Stored data entries
((
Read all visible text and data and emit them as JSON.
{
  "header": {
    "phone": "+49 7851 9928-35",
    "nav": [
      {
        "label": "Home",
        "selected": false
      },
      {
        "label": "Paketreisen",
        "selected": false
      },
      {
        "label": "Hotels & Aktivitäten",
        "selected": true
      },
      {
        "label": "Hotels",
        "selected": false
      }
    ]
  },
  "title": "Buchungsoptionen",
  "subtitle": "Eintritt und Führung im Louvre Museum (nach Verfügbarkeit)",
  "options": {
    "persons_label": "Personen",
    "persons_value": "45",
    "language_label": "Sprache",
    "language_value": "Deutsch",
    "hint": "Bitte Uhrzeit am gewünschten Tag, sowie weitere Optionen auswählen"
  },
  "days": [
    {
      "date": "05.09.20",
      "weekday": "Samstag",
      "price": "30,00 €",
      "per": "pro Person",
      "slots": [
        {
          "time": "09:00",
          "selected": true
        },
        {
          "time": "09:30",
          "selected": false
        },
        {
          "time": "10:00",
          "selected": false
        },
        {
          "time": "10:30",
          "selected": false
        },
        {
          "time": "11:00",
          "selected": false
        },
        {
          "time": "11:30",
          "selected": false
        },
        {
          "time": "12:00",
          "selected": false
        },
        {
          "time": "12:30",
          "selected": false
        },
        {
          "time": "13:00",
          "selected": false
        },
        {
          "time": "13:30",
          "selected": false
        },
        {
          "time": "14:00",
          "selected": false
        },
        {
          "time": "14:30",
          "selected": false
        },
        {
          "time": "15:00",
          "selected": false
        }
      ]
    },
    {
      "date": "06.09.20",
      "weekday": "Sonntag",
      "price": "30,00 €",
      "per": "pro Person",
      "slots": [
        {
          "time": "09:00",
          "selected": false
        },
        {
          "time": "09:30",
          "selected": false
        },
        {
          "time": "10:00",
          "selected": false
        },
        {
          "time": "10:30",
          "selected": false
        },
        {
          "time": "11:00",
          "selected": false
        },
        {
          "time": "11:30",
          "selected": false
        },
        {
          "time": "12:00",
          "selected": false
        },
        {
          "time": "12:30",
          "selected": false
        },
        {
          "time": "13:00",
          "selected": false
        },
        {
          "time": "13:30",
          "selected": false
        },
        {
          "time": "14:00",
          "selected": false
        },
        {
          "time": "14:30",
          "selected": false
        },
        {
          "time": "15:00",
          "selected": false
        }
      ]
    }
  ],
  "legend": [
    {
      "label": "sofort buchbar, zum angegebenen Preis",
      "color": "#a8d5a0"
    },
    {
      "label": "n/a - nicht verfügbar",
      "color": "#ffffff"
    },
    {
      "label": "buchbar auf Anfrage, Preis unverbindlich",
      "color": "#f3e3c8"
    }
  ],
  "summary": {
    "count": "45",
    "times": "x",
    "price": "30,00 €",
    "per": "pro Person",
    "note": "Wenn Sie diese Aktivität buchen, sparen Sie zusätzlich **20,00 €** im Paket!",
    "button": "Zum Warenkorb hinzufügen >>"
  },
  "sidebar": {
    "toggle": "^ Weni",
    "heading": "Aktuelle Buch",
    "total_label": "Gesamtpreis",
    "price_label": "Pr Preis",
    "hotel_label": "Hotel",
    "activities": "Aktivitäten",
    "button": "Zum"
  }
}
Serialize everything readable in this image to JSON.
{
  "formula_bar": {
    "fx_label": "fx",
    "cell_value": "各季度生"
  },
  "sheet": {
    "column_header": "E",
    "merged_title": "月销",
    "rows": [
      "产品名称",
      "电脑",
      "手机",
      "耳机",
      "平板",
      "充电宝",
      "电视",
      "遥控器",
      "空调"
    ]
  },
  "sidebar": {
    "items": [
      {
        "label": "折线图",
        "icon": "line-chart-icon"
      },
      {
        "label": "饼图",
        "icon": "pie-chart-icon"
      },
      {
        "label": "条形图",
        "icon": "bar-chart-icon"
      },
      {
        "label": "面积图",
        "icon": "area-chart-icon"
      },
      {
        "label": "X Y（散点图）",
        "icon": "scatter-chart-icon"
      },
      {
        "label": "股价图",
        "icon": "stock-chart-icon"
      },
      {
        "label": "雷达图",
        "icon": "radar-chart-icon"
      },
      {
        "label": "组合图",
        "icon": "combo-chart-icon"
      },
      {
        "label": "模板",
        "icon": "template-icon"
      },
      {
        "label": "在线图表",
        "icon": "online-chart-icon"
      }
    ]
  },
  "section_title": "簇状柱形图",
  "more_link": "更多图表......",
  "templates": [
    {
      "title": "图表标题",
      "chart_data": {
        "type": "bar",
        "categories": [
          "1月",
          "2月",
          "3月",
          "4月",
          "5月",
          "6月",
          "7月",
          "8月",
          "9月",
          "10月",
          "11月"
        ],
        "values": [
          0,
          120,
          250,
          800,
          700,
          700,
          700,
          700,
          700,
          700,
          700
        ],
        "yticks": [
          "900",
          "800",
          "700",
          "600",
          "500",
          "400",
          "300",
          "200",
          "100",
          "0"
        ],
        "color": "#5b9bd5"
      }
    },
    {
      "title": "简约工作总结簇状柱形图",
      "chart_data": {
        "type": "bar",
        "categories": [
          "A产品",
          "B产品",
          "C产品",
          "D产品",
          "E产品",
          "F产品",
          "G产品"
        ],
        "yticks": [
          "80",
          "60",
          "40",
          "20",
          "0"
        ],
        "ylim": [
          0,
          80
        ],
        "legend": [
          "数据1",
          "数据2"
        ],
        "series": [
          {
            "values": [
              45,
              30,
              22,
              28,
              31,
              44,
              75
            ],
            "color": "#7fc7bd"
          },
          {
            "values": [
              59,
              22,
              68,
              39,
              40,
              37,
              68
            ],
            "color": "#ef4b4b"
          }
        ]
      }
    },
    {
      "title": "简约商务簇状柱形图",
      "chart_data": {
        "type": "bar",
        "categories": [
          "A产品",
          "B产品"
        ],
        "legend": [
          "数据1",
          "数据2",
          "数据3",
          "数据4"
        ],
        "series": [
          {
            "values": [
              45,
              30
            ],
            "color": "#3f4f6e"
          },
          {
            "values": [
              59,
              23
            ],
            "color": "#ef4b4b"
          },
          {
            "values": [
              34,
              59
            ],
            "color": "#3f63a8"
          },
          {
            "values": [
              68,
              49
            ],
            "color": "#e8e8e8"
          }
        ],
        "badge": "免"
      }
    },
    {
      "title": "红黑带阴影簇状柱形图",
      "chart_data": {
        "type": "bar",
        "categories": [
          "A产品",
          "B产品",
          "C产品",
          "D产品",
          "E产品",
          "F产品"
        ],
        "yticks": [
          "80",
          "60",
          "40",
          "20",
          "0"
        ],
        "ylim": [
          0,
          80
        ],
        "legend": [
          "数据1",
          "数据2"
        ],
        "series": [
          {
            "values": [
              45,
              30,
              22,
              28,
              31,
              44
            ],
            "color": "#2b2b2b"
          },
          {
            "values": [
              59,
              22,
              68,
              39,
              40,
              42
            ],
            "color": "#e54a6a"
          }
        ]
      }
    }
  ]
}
))
Every line of the data above should be reproduced word for word.

Read all visible text and data and emit them as JSON.
{
  "header": {
    "phone": "+49 7851 9928-35",
    "nav": [
      {
        "label": "Home",
        "selected": false
      },
      {
        "label": "Paketreisen",
        "selected": false
      },
      {
        "label": "Hotels & Aktivitäten",
        "selected": true
      },
      {
        "label": "Hotels",
        "selected": false
      }
    ]
  },
  "title": "Buchungsoptionen",
  "subtitle": "Eintritt und Führung im Louvre Museum (nach Verfügbarkeit)",
  "options": {
    "persons_label": "Personen",
    "persons_value": "45",
    "language_label": "Sprache",
    "language_value": "Deutsch",
    "hint": "Bitte Uhrzeit am gewünschten Tag, sowie weitere Optionen auswählen"
  },
  "days": [
    {
      "date": "05.09.20",
      "weekday": "Samstag",
      "price": "30,00 €",
      "per": "pro Person",
      "slots": [
        {
          "time": "09:00",
          "selected": true
        },
        {
          "time": "09:30",
          "selected": false
        },
        {
          "time": "10:00",
          "selected": false
        },
        {
          "time": "10:30",
          "selected": false
        },
        {
          "time": "11:00",
          "selected": false
        },
        {
          "time": "11:30",
          "selected": false
        },
        {
          "time": "12:00",
          "selected": false
        },
        {
          "time": "12:30",
          "selected": false
        },
        {
          "time": "13:00",
          "selected": false
        },
        {
          "time": "13:30",
          "selected": false
        },
        {
          "time": "14:00",
          "selected": false
        },
        {
          "time": "14:30",
          "selected": false
        },
        {
          "time": "15:00",
          "selected": false
        }
      ]
    },
    {
      "date": "06.09.20",
      "weekday": "Sonntag",
      "price": "30,00 €",
      "per": "pro Person",
      "slots": [
        {
          "time": "09:00",
          "selected": false
        },
        {
          "time": "09:30",
          "selected": false
        },
        {
          "time": "10:00",
          "selected": false
        },
        {
          "time": "10:30",
          "selected": false
        },
        {
          "time": "11:00",
          "selected": false
        },
        {
          "time": "11:30",
          "selected": false
        },
        {
          "time": "12:00",
          "selected": false
        },
        {
          "time": "12:30",
          "selected": false
        },
        {
          "time": "13:00",
          "selected": false
        },
        {
          "time": "13:30",
          "selected": false
        },
        {
          "time": "14:00",
          "selected": false
        },
        {
          "time": "14:30",
          "selected": false
        },
        {
          "time": "15:00",
          "selected": false
        }
      ]
    }
  ],
  "legend": [
    {
      "label": "sofort buchbar, zum angegebenen Preis",
      "color": "#a8d5a0"
    },
    {
      "label": "n/a - nicht verfügbar",
      "color": "#ffffff"
    },
    {
      "label": "buchbar auf Anfrage, Preis unverbindlich",
      "color": "#f3e3c8"
    }
  ],
  "summary": {
    "count": "45",
    "times": "x",
    "price": "30,00 €",
    "per": "pro Person",
    "note": "Wenn Sie diese Aktivität buchen, sparen Sie zusätzlich **20,00 €** im Paket!",
    "button": "Zum Warenkorb hinzufügen >>"
  },
  "sidebar": {
    "toggle": "^ Weni",
    "heading": "Aktuelle Buch",
    "total_label": "Gesamtpreis",
    "price_label": "Pr Preis",
    "hotel_label": "Hotel",
    "activities": "Aktivitäten",
    "button": "Zum"
  }
}
Serialize everything readable in this image to JSON.
{
  "formula_bar": {
    "fx_label": "fx",
    "cell_value": "各季度生"
  },
  "sheet": {
    "column_header": "E",
    "merged_title": "月销",
    "rows": [
      "产品名称",
      "电脑",
      "手机",
      "耳机",
      "平板",
      "充电宝",
      "电视",
      "遥控器",
      "空调"
    ]
  },
  "sidebar": {
    "items": [
      {
        "label": "折线图",
        "icon": "line-chart-icon"
      },
      {
        "label": "饼图",
        "icon": "pie-chart-icon"
      },
      {
        "label": "条形图",
        "icon": "bar-chart-icon"
      },
      {
        "label": "面积图",
        "icon": "area-chart-icon"
      },
      {
        "label": "X Y（散点图）",
        "icon": "scatter-chart-icon"
      },
      {
        "label": "股价图",
        "icon": "stock-chart-icon"
      },
      {
        "label": "雷达图",
        "icon": "radar-chart-icon"
      },
      {
        "label": "组合图",
        "icon": "combo-chart-icon"
      },
      {
        "label": "模板",
        "icon": "template-icon"
      },
      {
        "label": "在线图表",
        "icon": "online-chart-icon"
      }
    ]
  },
  "section_title": "簇状柱形图",
  "more_link": "更多图表......",
  "templates": [
    {
      "title": "图表标题",
      "chart_data": {
        "type": "bar",
        "categories": [
          "1月",
          "2月",
          "3月",
          "4月",
          "5月",
          "6月",
          "7月",
          "8月",
          "9月",
          "10月",
          "11月"
        ],
        "values": [
          0,
          120,
          250,
          800,
          700,
          700,
          700,
          700,
          700,
          700,
          700
        ],
        "yticks": [
          "900",
          "800",
          "700",
          "600",
          "500",
          "400",
          "300",
          "200",
          "100",
          "0"
        ],
        "color": "#5b9bd5"
      }
    },
    {
      "title": "简约工作总结簇状柱形图",
      "chart_data": {
        "type": "bar",
        "categories": [
          "A产品",
          "B产品",
          "C产品",
          "D产品",
          "E产品",
          "F产品",
          "G产品"
        ],
        "yticks": [
          "80",
          "60",
          "40",
          "20",
          "0"
        ],
        "ylim": [
          0,
          80
        ],
        "legend": [
          "数据1",
          "数据2"
        ],
        "series": [
          {
            "values": [
              45,
              30,
              22,
              28,
              31,
              44,
              75
            ],
            "color": "#7fc7bd"
          },
          {
            "values": [
              59,
              22,
              68,
              39,
              40,
              37,
              68
            ],
            "color": "#ef4b4b"
          }
        ]
      }
    },
    {
      "title": "简约商务簇状柱形图",
      "chart_data": {
        "type": "bar",
        "categories": [
          "A产品",
          "B产品"
        ],
        "legend": [
          "数据1",
          "数据2",
          "数据3",
          "数据4"
        ],
        "series": [
          {
            "values": [
              45,
              30
            ],
            "color": "#3f4f6e"
          },
          {
            "values": [
              59,
              23
            ],
            "color": "#ef4b4b"
          },
          {
            "values": [
              34,
              59
            ],
            "color": "#3f63a8"
          },
          {
            "values": [
              68,
              49
            ],
            "color": "#e8e8e8"
          }
        ],
        "badge": "免"
      }
    },
    {
      "title": "红黑带阴影簇状柱形图",
      "chart_data": {
        "type": "bar",
        "categories": [
          "A产品",
          "B产品",
          "C产品",
          "D产品",
          "E产品",
          "F产品"
        ],
        "yticks": [
          "80",
          "60",
          "40",
          "20",
          "0"
        ],
        "ylim": [
          0,
          80
        ],
        "legend": [
          "数据1",
          "数据2"
        ],
        "series": [
          {
            "values": [
              45,
              30,
              22,
              28,
              31,
              44
            ],
            "color": "#2b2b2b"
          },
          {
            "values": [
              59,
              22,
              68,
              39,
              40,
              42
            ],
            "color": "#e54a6a"
          }
        ]
      }
    }
  ]
}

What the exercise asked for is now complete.